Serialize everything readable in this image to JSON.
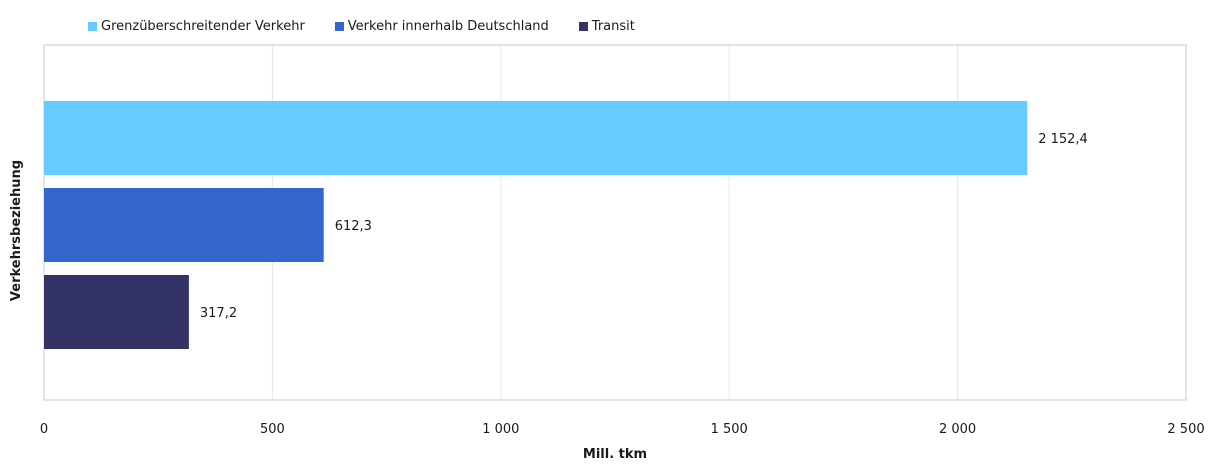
{
  "chart_data": {
    "type": "bar",
    "orientation": "horizontal",
    "categories": [
      "Grenzüberschreitender Verkehr",
      "Verkehr innerhalb Deutschland",
      "Transit"
    ],
    "series": [
      {
        "name": "Grenzüberschreitender Verkehr",
        "color": "#66ccff",
        "value": 2152.4,
        "label": "2 152,4"
      },
      {
        "name": "Verkehr innerhalb Deutschland",
        "color": "#3366cc",
        "value": 612.3,
        "label": "612,3"
      },
      {
        "name": "Transit",
        "color": "#333366",
        "value": 317.2,
        "label": "317,2"
      }
    ],
    "xlabel": "Mill. tkm",
    "ylabel": "Verkehrsbeziehung",
    "xlim": [
      0,
      2500
    ],
    "xticks": [
      0,
      500,
      1000,
      1500,
      2000,
      2500
    ],
    "xtick_labels": [
      "0",
      "500",
      "1 000",
      "1 500",
      "2 000",
      "2 500"
    ],
    "grid": "vertical",
    "legend_position": "top-left"
  }
}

◇ ◇ ◇

Exercise prompt: Skip the images and write out the rest of the listing exactly.

Right answer:
Serialize everything readable in this image to JSON.
{
  "chart_data": {
    "type": "bar",
    "orientation": "horizontal",
    "categories": [
      "Grenzüberschreitender Verkehr",
      "Verkehr innerhalb Deutschland",
      "Transit"
    ],
    "series": [
      {
        "name": "Grenzüberschreitender Verkehr",
        "color": "#66ccff",
        "value": 2152.4,
        "label": "2 152,4"
      },
      {
        "name": "Verkehr innerhalb Deutschland",
        "color": "#3366cc",
        "value": 612.3,
        "label": "612,3"
      },
      {
        "name": "Transit",
        "color": "#333366",
        "value": 317.2,
        "label": "317,2"
      }
    ],
    "xlabel": "Mill. tkm",
    "ylabel": "Verkehrsbeziehung",
    "xlim": [
      0,
      2500
    ],
    "xticks": [
      0,
      500,
      1000,
      1500,
      2000,
      2500
    ],
    "xtick_labels": [
      "0",
      "500",
      "1 000",
      "1 500",
      "2 000",
      "2 500"
    ],
    "grid": "vertical",
    "legend_position": "top-left"
  }
}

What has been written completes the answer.